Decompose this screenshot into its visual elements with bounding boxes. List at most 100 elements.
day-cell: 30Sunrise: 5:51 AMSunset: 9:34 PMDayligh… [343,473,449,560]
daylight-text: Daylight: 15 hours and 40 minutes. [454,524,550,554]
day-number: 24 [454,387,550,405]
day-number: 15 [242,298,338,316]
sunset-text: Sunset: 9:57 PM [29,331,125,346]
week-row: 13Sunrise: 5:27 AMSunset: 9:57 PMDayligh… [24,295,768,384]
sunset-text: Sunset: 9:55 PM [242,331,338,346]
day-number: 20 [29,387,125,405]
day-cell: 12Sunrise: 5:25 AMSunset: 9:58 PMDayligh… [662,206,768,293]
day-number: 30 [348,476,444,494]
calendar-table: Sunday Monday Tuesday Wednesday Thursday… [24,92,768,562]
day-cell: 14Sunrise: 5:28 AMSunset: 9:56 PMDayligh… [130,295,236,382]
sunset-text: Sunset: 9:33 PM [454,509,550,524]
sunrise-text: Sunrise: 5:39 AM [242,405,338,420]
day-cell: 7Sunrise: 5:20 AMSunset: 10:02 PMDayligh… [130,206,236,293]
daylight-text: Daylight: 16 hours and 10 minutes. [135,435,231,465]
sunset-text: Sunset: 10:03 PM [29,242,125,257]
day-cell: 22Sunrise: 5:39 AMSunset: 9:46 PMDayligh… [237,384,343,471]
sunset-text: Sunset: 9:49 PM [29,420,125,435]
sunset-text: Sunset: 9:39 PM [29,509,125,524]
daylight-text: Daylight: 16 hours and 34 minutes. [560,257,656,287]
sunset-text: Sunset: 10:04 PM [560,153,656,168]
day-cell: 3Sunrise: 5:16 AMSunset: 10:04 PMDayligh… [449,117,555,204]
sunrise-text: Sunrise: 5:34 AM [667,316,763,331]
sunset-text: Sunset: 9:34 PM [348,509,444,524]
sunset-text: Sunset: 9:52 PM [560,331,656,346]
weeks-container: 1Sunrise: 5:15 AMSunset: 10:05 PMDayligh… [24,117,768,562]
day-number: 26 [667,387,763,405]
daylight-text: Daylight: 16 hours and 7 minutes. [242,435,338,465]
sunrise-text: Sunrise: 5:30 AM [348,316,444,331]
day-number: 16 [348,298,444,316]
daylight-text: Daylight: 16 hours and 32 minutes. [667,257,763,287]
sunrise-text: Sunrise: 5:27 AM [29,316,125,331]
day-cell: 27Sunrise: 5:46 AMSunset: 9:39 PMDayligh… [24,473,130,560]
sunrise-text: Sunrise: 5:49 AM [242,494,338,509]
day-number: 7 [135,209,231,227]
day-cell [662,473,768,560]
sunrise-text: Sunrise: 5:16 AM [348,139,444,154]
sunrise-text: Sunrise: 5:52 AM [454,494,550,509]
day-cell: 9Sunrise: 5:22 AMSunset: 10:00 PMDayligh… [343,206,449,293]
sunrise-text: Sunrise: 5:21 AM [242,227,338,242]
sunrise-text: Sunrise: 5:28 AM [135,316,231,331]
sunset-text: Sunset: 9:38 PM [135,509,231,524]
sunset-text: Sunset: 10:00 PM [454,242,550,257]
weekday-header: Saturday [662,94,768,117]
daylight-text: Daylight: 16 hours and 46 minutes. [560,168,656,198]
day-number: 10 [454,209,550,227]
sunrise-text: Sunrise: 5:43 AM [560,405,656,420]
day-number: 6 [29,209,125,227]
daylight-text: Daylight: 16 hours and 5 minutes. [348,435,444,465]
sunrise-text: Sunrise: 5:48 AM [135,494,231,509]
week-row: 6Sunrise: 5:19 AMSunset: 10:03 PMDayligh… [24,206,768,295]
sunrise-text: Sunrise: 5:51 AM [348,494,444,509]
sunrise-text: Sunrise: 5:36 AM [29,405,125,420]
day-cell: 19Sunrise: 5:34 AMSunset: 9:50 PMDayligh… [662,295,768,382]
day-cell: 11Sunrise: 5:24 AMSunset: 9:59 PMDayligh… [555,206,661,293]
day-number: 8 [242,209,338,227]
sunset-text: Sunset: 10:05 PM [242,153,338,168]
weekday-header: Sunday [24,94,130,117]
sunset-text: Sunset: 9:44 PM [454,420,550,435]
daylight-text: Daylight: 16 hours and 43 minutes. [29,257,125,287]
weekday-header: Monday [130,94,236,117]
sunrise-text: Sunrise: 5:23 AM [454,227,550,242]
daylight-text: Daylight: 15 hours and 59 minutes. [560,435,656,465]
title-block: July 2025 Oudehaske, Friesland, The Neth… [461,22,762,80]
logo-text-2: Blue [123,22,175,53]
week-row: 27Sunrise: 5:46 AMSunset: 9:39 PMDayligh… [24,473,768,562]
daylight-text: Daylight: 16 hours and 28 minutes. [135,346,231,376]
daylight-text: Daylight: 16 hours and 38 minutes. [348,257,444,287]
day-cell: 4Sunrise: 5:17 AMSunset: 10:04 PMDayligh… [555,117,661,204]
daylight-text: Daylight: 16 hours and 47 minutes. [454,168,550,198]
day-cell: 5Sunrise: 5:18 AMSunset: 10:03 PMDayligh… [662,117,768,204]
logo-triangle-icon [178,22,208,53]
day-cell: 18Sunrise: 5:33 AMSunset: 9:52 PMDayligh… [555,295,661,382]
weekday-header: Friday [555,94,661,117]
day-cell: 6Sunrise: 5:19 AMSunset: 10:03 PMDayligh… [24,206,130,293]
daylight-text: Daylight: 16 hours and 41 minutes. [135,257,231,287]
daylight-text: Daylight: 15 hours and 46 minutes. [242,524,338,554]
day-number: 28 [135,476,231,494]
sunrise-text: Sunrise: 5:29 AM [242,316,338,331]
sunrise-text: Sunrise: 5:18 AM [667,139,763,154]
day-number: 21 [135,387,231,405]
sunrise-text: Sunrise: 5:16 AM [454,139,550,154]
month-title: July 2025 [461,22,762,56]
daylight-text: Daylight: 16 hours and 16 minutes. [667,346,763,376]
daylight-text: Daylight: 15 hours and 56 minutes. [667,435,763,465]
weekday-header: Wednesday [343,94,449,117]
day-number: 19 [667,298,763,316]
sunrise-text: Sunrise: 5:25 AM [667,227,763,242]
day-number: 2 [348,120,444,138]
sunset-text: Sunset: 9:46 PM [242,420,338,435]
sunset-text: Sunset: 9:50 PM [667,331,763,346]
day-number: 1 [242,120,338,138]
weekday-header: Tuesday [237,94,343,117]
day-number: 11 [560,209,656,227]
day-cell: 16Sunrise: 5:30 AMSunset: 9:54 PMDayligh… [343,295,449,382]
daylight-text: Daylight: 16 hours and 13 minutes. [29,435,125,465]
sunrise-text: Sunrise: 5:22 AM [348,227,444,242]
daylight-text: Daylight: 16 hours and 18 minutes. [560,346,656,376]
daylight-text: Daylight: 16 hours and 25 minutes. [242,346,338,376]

═══

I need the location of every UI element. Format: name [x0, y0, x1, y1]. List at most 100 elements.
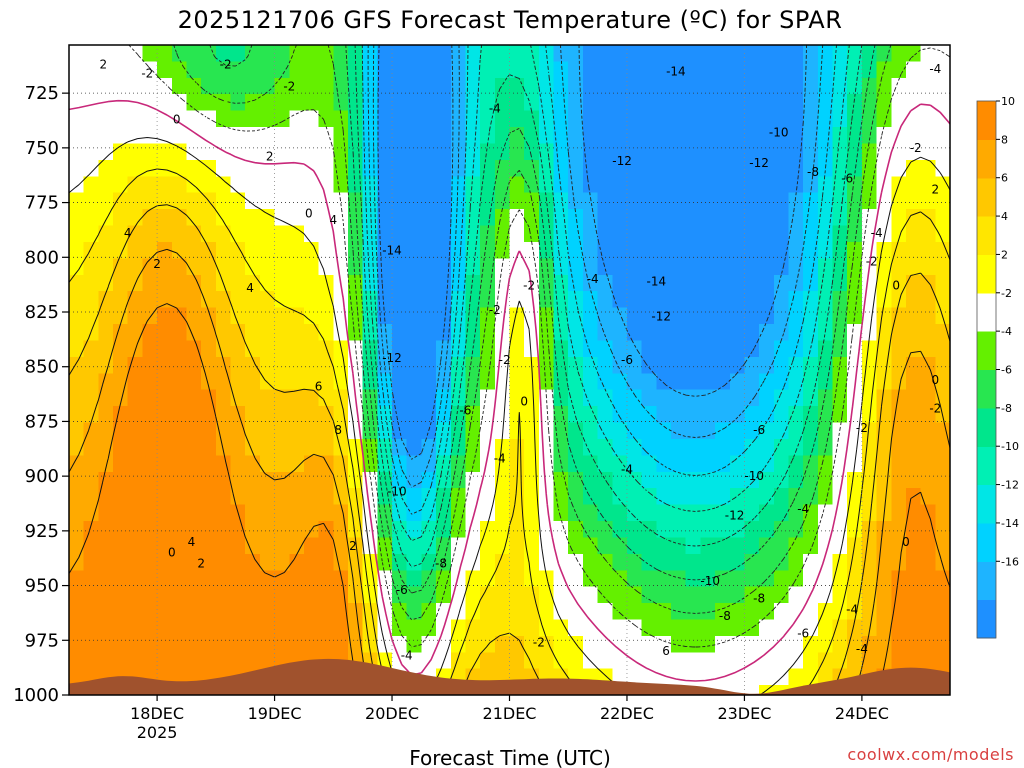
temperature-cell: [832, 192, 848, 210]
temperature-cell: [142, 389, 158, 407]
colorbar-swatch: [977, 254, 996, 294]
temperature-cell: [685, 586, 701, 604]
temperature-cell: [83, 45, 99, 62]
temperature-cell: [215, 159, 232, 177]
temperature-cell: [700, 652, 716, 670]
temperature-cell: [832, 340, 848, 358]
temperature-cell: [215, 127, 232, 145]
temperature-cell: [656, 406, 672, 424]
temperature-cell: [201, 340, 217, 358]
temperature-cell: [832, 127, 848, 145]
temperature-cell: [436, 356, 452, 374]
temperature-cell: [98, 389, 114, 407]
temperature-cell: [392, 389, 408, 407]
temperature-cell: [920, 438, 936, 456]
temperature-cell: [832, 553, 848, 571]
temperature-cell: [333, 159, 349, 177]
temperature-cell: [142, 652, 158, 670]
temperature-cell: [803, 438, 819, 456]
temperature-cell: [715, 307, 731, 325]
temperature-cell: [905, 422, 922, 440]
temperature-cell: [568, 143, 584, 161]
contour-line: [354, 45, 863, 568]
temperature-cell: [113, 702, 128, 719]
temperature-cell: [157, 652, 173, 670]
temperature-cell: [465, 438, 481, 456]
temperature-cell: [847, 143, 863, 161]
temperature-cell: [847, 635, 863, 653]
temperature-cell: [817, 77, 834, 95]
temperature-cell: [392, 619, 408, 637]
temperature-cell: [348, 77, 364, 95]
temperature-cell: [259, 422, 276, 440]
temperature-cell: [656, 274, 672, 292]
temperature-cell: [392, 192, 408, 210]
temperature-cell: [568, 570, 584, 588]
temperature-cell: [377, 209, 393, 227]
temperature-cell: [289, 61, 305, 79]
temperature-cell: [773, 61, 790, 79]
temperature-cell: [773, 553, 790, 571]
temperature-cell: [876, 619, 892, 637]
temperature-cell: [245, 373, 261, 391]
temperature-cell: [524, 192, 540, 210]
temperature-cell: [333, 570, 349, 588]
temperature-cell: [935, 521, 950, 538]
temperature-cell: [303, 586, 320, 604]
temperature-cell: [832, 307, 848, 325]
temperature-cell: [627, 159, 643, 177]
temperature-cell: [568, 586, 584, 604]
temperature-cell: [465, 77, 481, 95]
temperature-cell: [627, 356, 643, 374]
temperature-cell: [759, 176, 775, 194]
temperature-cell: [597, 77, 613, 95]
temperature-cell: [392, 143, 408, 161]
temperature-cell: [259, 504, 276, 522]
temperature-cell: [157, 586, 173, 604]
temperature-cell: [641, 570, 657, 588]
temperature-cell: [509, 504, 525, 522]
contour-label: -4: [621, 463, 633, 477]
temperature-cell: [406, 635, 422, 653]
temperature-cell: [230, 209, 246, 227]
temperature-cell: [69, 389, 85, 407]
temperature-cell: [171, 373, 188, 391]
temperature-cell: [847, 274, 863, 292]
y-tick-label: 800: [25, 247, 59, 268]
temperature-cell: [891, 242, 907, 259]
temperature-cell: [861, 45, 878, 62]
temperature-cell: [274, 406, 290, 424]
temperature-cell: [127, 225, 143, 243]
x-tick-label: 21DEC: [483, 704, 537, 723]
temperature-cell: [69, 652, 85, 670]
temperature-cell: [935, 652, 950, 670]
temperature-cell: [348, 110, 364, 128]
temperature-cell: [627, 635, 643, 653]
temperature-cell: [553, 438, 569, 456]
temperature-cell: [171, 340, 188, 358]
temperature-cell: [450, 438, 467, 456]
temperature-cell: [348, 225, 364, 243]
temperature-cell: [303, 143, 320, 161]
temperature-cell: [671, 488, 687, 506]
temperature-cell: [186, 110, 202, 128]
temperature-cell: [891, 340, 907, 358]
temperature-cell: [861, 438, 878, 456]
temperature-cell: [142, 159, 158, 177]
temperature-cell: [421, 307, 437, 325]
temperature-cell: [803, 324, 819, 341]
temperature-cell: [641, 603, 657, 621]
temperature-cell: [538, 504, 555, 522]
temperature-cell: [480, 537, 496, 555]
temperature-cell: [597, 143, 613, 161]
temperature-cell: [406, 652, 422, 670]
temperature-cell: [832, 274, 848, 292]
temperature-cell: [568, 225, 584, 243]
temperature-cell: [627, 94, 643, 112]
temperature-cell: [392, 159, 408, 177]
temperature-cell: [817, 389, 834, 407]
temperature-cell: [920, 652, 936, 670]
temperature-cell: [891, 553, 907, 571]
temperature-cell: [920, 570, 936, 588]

═══

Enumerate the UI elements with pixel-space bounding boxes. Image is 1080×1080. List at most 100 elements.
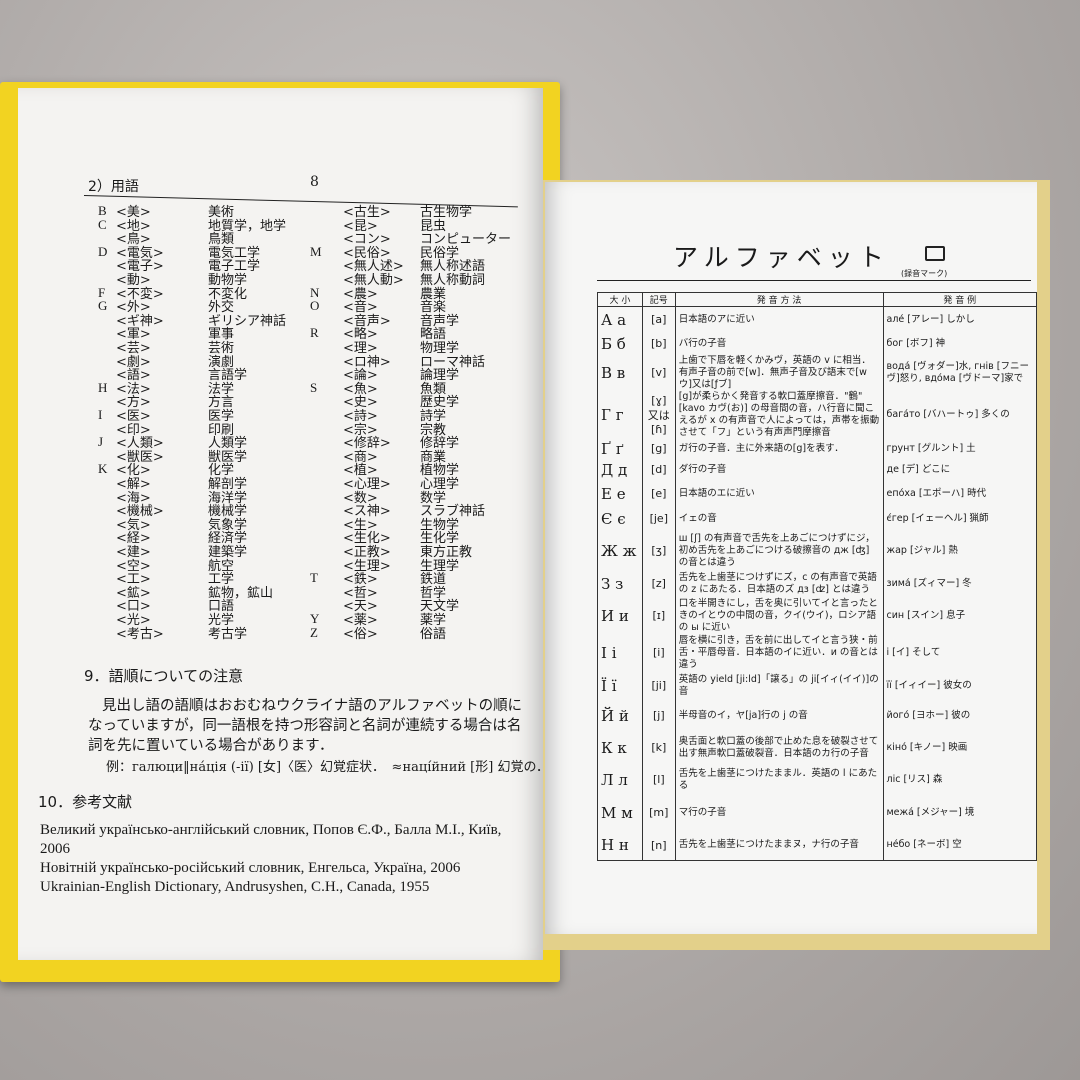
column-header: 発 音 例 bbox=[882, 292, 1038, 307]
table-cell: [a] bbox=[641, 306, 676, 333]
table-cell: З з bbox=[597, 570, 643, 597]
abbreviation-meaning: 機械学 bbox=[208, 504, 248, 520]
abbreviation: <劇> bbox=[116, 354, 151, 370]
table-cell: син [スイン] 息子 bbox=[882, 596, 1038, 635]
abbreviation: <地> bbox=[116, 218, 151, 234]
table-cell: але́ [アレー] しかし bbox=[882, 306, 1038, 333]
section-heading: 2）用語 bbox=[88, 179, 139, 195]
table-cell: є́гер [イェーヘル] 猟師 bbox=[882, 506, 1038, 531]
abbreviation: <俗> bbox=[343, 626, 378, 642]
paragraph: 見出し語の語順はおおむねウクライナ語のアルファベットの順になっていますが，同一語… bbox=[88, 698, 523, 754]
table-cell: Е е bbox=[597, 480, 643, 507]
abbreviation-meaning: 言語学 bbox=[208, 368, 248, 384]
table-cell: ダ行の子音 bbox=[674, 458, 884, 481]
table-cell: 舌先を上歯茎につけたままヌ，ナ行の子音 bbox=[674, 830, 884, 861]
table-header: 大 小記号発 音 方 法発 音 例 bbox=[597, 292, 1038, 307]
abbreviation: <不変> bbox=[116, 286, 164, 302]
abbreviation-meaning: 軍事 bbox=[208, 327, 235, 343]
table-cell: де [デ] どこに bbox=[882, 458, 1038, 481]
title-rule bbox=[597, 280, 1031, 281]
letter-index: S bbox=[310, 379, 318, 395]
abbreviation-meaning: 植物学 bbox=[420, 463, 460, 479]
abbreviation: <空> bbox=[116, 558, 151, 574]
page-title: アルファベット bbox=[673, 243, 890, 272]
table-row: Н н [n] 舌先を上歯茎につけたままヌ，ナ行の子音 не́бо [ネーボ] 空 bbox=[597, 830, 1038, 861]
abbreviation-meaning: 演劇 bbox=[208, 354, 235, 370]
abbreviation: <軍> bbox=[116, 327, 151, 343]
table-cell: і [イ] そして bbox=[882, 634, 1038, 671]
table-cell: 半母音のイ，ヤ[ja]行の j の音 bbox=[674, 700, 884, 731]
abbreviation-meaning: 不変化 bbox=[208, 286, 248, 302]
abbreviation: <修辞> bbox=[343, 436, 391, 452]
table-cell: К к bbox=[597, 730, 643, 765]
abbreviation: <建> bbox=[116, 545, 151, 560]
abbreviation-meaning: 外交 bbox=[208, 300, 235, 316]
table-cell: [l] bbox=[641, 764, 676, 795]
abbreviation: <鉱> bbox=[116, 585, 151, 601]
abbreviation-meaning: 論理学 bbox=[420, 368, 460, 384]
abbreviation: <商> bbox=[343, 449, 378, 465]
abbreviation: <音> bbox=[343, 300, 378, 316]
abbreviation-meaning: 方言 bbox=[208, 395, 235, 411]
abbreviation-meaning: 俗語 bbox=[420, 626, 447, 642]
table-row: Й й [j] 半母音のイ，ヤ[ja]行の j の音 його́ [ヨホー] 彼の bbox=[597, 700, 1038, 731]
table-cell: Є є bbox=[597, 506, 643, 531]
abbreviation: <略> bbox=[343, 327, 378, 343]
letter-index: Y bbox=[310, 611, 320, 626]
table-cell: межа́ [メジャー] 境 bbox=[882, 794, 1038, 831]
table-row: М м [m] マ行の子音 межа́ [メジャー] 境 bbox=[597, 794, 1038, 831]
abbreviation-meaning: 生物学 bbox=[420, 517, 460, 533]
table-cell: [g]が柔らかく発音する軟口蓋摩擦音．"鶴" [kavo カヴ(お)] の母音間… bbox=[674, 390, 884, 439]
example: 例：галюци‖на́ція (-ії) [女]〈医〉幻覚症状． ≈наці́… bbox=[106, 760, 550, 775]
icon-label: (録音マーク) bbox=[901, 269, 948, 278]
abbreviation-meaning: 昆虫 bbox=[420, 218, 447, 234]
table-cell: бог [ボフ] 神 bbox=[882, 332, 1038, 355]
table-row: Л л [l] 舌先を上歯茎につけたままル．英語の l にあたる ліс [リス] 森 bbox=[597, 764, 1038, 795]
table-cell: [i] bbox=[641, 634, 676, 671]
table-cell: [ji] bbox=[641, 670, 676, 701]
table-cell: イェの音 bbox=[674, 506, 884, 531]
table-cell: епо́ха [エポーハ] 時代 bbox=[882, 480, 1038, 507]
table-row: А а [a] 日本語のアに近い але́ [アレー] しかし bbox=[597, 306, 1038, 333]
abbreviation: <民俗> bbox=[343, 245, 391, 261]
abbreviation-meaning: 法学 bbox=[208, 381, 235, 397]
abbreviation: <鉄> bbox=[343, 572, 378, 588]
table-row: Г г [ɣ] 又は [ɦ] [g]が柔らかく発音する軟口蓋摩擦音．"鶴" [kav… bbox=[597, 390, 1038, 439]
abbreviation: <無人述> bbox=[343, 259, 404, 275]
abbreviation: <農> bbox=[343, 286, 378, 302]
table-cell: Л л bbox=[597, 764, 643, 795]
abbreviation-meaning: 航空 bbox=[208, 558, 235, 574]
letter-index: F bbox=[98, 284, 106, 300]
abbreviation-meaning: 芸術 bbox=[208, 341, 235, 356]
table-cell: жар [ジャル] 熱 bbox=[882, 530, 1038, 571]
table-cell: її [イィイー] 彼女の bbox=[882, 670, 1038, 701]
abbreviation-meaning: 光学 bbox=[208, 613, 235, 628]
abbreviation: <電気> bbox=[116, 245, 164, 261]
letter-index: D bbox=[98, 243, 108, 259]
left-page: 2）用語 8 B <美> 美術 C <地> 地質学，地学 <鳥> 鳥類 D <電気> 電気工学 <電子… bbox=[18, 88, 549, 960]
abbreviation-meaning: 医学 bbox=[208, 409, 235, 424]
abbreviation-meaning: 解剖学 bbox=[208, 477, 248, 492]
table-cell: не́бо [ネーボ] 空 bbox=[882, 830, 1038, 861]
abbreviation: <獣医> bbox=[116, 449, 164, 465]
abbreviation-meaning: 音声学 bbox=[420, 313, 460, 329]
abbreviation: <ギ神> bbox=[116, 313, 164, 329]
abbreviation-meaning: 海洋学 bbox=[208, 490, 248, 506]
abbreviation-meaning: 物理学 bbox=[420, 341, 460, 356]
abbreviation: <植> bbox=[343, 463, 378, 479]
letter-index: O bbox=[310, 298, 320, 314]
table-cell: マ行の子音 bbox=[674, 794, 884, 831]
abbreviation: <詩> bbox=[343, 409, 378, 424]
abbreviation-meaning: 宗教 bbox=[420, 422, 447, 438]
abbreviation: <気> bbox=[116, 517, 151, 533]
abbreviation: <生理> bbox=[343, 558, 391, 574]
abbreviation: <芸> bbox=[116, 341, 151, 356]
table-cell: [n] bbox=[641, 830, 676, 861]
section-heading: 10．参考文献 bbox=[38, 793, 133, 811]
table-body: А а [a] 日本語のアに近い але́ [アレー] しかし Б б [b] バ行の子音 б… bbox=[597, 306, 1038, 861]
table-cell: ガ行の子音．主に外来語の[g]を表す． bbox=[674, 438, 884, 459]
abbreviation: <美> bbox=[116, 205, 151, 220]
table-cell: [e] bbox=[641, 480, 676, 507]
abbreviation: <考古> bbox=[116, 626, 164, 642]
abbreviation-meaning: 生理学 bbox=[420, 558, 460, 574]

═══

• **Required work**: Copy the stretch from the line containing "Decompose this screenshot" through the line containing "sunset-text: Sunset: 9:57 PM [29,331,125,346]", putting "on-screen parts" in place of "visual elements" and leaving everything else the same.

• **Solution**:
Decompose this screenshot into its on-screen parts with bounding boxes. List at most 100 elements.
day-cell: 30Sunrise: 5:51 AMSunset: 9:34 PMDayligh… [343,473,449,560]
daylight-text: Daylight: 15 hours and 40 minutes. [454,524,550,554]
day-number: 24 [454,387,550,405]
day-number: 15 [242,298,338,316]
sunset-text: Sunset: 9:57 PM [29,331,125,346]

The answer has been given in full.